▸ **What is expected**:
Report every line below that holds the word "Java".
** START OF Material provided **
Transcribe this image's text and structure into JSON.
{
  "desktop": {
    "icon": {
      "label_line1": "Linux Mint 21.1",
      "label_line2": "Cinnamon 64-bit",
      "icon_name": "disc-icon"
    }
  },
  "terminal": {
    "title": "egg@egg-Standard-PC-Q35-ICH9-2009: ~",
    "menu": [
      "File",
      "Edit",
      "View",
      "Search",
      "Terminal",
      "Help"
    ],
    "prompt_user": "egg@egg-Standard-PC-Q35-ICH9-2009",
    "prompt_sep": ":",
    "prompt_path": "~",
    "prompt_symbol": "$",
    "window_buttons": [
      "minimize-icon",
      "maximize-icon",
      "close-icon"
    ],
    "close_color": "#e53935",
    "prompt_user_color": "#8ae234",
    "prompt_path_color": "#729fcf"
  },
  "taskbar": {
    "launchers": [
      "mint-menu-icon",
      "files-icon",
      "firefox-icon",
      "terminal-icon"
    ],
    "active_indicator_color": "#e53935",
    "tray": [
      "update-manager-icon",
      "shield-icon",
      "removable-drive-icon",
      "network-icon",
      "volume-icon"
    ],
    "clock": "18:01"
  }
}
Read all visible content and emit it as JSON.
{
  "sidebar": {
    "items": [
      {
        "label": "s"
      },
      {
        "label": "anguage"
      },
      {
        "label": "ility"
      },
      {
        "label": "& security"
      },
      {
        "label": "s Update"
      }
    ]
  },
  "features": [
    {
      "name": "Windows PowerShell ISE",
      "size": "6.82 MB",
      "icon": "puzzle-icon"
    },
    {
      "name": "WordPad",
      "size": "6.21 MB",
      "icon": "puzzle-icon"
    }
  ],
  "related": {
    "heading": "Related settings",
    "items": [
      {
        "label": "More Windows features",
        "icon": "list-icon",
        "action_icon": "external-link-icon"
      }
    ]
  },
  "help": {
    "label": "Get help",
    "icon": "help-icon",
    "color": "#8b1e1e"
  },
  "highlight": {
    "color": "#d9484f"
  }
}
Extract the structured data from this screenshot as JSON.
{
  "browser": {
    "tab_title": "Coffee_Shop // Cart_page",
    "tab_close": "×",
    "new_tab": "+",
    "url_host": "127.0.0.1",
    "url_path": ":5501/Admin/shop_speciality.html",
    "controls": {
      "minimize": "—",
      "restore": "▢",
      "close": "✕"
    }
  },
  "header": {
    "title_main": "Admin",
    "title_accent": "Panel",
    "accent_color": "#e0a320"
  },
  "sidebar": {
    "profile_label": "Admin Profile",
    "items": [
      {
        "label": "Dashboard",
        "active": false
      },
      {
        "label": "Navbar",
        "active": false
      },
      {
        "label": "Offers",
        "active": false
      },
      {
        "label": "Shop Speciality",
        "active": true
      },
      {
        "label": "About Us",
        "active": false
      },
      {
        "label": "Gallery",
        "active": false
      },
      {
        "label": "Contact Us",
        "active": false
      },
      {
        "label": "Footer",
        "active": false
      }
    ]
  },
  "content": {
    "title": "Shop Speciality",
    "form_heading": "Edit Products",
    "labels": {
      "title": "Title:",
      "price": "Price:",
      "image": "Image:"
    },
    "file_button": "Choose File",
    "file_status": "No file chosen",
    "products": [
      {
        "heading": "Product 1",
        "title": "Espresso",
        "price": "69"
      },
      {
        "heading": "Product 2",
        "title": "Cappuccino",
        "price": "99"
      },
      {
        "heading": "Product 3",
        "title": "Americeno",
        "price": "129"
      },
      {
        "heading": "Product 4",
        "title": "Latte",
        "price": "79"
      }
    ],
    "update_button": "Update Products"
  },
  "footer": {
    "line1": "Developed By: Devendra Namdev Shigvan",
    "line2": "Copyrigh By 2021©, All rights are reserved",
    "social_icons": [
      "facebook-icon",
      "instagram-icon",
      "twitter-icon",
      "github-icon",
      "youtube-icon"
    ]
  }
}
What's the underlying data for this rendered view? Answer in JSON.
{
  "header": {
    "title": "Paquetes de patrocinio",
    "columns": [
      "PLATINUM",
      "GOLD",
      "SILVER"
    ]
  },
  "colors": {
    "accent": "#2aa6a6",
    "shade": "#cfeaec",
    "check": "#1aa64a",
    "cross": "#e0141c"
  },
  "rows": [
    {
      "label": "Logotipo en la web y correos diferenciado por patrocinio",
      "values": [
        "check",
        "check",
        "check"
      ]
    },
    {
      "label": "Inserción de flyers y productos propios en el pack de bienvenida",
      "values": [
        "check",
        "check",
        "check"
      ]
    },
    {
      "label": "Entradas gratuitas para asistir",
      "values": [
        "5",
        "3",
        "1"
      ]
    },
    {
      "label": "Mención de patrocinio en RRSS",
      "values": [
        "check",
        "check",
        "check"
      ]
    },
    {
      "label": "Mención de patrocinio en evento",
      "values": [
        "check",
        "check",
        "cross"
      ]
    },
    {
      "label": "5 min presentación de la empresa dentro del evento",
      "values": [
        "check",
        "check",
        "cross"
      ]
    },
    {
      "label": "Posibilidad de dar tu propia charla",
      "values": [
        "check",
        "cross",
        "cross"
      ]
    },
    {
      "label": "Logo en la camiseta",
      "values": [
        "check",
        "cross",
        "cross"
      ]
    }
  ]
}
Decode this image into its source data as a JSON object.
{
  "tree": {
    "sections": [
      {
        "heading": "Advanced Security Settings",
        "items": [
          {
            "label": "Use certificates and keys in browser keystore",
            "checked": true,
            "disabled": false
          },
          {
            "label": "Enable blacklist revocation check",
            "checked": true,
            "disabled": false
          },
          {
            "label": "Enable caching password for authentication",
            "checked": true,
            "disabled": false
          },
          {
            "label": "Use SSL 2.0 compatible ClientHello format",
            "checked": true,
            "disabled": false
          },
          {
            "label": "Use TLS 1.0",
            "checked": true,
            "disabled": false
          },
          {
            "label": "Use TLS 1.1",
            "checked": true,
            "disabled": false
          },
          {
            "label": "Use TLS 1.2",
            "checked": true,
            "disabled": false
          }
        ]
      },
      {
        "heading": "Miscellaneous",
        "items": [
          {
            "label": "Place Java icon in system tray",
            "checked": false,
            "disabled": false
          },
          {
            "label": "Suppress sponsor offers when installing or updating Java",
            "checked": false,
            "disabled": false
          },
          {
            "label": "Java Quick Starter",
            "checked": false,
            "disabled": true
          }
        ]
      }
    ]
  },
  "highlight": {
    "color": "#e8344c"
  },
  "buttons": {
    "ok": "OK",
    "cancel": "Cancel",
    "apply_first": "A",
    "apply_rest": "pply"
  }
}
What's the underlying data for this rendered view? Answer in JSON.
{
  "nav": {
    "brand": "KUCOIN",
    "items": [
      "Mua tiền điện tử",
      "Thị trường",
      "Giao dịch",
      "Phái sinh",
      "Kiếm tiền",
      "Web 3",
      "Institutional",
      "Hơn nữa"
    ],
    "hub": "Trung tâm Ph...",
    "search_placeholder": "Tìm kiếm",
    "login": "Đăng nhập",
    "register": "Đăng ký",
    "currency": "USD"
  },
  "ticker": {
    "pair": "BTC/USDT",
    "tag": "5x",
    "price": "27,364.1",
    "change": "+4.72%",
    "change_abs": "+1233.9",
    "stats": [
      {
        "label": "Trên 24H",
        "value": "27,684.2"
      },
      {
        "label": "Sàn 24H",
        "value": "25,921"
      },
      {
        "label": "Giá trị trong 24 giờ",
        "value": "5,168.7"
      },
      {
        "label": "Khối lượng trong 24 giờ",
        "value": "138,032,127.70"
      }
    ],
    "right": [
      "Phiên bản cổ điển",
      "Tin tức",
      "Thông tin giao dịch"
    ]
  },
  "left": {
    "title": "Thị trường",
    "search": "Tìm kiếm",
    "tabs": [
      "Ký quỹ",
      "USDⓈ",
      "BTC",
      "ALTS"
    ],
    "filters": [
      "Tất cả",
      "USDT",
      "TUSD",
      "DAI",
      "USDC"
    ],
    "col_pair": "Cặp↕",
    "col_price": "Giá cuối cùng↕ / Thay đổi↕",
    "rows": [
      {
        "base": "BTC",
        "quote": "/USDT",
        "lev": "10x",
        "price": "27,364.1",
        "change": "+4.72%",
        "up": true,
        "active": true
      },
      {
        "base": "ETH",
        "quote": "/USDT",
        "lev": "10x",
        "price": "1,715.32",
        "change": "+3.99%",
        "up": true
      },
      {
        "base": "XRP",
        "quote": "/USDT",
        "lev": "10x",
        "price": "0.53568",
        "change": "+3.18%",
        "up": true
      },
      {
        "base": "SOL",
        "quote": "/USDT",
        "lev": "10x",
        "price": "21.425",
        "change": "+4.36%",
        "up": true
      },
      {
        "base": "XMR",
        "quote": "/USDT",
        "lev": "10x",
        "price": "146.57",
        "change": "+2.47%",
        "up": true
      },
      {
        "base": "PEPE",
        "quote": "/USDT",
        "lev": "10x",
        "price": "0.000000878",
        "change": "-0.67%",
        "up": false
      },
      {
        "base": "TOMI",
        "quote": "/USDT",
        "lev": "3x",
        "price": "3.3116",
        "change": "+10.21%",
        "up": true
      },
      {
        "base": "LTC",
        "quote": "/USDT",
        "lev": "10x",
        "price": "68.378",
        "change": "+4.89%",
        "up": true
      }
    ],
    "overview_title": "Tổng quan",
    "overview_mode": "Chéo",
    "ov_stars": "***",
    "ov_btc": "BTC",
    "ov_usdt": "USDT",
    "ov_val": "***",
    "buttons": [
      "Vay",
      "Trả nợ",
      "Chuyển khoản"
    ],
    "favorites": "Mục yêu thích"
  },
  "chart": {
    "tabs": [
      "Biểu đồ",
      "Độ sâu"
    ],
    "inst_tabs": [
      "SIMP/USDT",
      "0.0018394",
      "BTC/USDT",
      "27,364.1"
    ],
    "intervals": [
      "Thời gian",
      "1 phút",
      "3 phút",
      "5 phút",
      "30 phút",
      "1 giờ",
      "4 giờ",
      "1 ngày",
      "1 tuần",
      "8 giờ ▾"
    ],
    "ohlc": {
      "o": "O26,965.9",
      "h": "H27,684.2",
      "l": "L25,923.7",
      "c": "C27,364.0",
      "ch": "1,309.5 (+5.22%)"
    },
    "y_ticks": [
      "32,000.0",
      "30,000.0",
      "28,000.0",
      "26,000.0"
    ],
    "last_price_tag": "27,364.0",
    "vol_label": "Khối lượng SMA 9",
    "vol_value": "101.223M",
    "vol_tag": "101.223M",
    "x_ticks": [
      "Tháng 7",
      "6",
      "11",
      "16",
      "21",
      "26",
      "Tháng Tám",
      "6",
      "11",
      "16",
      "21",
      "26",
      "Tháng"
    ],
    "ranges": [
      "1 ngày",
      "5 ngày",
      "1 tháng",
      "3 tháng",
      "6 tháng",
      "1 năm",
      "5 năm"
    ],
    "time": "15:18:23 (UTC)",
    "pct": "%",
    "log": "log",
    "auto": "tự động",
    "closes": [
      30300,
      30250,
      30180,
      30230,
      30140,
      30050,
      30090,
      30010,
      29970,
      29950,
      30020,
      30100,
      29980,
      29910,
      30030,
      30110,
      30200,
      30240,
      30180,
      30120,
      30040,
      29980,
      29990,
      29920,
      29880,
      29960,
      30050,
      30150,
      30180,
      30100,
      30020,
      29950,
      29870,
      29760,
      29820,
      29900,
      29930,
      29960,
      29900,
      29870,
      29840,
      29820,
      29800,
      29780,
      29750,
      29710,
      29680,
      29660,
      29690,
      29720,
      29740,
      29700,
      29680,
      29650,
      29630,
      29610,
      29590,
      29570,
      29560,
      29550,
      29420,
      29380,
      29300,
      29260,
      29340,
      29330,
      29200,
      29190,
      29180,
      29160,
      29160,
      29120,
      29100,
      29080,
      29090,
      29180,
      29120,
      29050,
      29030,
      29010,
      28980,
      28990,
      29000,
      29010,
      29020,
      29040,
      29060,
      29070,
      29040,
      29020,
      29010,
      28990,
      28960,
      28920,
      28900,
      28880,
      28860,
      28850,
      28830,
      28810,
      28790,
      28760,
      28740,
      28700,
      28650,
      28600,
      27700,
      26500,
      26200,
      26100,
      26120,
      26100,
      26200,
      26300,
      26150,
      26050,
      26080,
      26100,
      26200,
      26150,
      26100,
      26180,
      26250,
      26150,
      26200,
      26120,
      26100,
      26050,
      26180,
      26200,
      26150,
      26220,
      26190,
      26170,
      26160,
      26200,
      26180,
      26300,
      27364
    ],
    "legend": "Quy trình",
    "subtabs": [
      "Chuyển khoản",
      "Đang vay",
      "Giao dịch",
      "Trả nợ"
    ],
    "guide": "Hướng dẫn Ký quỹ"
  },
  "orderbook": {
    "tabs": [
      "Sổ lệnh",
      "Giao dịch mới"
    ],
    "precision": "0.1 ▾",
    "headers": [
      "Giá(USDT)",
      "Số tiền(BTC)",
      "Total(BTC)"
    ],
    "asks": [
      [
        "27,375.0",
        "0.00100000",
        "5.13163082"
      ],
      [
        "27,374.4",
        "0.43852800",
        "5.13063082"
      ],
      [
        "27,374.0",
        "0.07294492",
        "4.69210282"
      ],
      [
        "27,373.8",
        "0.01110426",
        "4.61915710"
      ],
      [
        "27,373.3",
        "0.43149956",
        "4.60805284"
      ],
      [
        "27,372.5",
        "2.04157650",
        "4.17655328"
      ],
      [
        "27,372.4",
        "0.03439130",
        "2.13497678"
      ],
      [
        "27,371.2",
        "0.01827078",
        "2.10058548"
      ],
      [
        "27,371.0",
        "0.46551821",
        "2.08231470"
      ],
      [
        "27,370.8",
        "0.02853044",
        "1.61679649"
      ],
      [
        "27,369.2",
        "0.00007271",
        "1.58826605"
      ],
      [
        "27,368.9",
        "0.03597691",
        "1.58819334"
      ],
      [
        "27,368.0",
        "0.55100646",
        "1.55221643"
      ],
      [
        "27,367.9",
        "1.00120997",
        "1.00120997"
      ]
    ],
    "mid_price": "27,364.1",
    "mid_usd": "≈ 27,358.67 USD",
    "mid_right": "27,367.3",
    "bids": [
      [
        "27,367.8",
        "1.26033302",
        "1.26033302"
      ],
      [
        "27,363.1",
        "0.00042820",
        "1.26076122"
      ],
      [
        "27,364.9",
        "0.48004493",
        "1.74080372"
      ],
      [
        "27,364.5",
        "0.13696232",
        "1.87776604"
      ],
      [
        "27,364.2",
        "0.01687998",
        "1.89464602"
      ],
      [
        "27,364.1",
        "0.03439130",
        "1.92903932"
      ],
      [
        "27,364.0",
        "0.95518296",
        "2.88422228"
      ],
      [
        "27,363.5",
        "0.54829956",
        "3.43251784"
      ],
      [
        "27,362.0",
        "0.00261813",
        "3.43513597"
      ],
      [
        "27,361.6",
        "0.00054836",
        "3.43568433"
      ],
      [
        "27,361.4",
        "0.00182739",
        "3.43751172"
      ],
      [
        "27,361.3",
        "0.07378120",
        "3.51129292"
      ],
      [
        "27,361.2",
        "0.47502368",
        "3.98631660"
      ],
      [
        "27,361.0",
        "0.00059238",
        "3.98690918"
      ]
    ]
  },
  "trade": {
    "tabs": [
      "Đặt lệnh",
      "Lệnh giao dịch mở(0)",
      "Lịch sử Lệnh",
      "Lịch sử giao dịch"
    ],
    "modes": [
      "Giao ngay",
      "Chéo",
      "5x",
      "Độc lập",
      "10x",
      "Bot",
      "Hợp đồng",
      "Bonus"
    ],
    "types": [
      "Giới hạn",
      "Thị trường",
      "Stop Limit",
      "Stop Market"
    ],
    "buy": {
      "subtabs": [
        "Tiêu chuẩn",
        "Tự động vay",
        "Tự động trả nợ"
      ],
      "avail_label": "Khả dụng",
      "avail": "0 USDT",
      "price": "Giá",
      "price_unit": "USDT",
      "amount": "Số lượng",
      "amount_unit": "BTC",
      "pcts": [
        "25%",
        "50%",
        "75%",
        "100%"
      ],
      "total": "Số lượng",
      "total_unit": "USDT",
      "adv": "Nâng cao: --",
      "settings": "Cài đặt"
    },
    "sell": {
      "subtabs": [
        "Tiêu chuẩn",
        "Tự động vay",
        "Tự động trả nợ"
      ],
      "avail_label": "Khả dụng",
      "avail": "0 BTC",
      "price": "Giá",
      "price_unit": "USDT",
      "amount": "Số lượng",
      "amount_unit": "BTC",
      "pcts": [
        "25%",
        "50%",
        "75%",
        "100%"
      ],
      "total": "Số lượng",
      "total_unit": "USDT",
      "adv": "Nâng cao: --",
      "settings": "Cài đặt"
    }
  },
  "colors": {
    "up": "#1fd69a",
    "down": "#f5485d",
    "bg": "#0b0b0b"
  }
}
** END OF Material provided **
▸ **The reply**:
            "label": "Place Java icon in system tray",
            "label": "Suppress sponsor offers when installing or updating Java",
            "label": "Java Quick Starter",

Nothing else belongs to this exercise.